- What the task requires -
The entries below contain pictures. Retype everything except those pictures, exactly as given.

- Data records -

* Begin *

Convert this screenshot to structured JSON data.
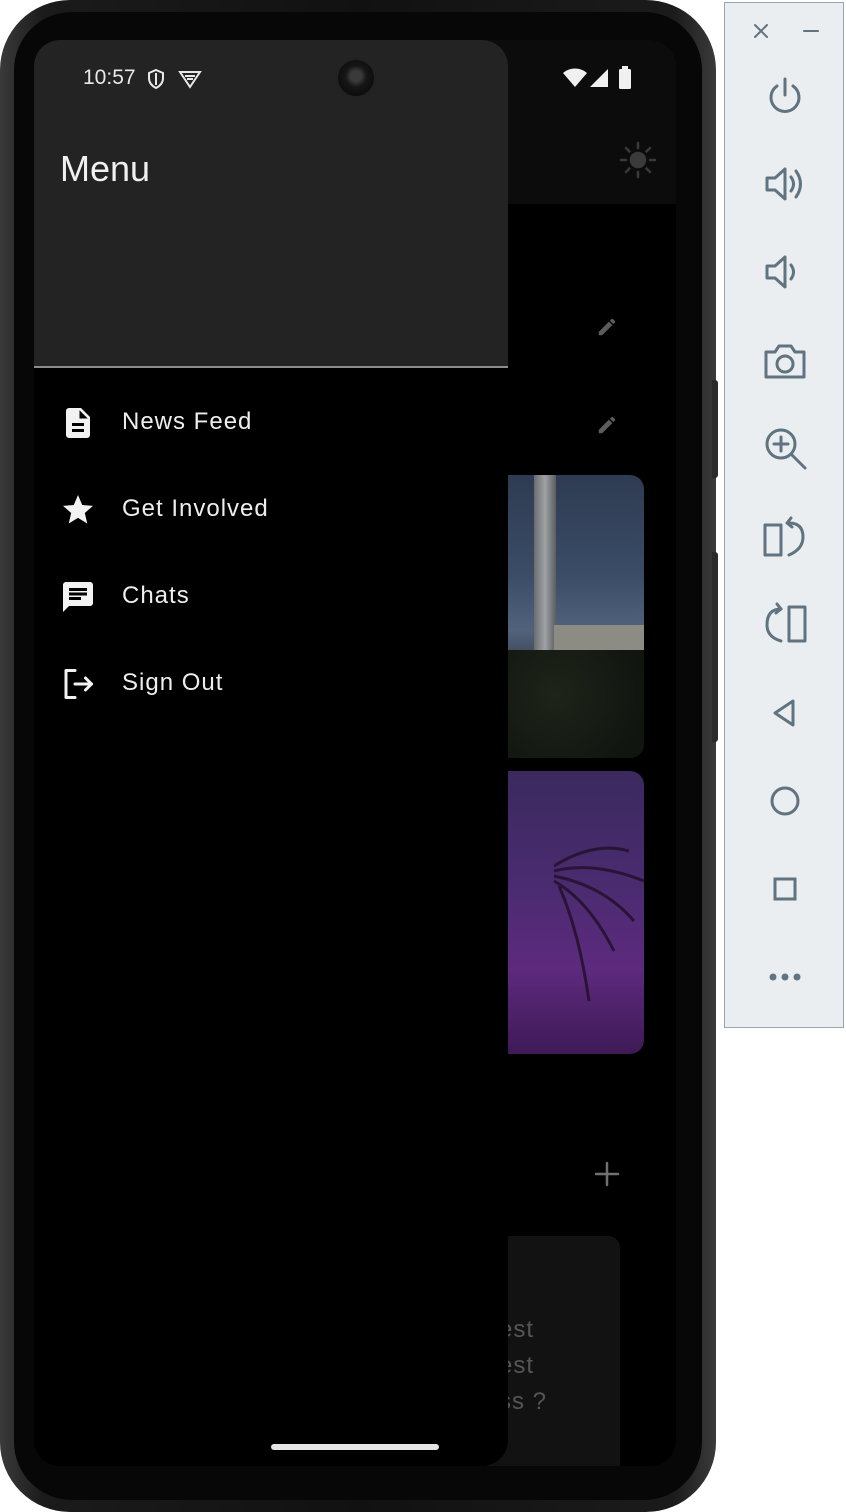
{
  "status_bar": {
    "time": "10:57"
  },
  "drawer": {
    "title": "Menu",
    "items": [
      {
        "label": "News Feed",
        "icon": "article-icon"
      },
      {
        "label": "Get Involved",
        "icon": "star-icon"
      },
      {
        "label": "Chats",
        "icon": "chat-icon"
      },
      {
        "label": "Sign Out",
        "icon": "logout-icon"
      }
    ]
  },
  "background_app": {
    "note_lines": [
      "est",
      "est",
      "ss ?"
    ]
  },
  "emulator_toolbar": {
    "buttons": [
      "power-icon",
      "volume-up-icon",
      "volume-down-icon",
      "camera-icon",
      "zoom-in-icon",
      "rotate-left-icon",
      "rotate-right-icon",
      "back-icon",
      "home-icon",
      "overview-icon",
      "more-icon"
    ]
  },
  "colors": {
    "drawer_header_bg": "#232323",
    "drawer_bg": "#000000",
    "text": "#eeeeee",
    "emulator_icon": "#5f7380"
  }
}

* End *

- Final result -
Convert this screenshot to structured JSON data.
{
  "status_bar": {
    "time": "10:57"
  },
  "drawer": {
    "title": "Menu",
    "items": [
      {
        "label": "News Feed",
        "icon": "article-icon"
      },
      {
        "label": "Get Involved",
        "icon": "star-icon"
      },
      {
        "label": "Chats",
        "icon": "chat-icon"
      },
      {
        "label": "Sign Out",
        "icon": "logout-icon"
      }
    ]
  },
  "background_app": {
    "note_lines": [
      "est",
      "est",
      "ss ?"
    ]
  },
  "emulator_toolbar": {
    "buttons": [
      "power-icon",
      "volume-up-icon",
      "volume-down-icon",
      "camera-icon",
      "zoom-in-icon",
      "rotate-left-icon",
      "rotate-right-icon",
      "back-icon",
      "home-icon",
      "overview-icon",
      "more-icon"
    ]
  },
  "colors": {
    "drawer_header_bg": "#232323",
    "drawer_bg": "#000000",
    "text": "#eeeeee",
    "emulator_icon": "#5f7380"
  }
}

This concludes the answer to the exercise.